**DATA EXCERPTS**
-- Begin --

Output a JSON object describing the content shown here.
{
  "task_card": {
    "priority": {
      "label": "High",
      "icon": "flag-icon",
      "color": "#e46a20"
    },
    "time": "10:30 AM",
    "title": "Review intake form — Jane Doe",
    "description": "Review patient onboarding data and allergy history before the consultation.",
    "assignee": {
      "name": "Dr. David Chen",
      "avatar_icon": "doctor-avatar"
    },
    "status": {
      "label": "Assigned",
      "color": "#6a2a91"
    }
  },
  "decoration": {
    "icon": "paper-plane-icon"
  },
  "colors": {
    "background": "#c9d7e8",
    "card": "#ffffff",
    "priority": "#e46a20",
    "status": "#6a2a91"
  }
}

-- End --

**WRITTEN EXERCISE**
Transcribe the data. Leave every line exactly as it is.

**SOLUTION**
Output a JSON object describing the content shown here.
{
  "task_card": {
    "priority": {
      "label": "High",
      "icon": "flag-icon",
      "color": "#e46a20"
    },
    "time": "10:30 AM",
    "title": "Review intake form — Jane Doe",
    "description": "Review patient onboarding data and allergy history before the consultation.",
    "assignee": {
      "name": "Dr. David Chen",
      "avatar_icon": "doctor-avatar"
    },
    "status": {
      "label": "Assigned",
      "color": "#6a2a91"
    }
  },
  "decoration": {
    "icon": "paper-plane-icon"
  },
  "colors": {
    "background": "#c9d7e8",
    "card": "#ffffff",
    "priority": "#e46a20",
    "status": "#6a2a91"
  }
}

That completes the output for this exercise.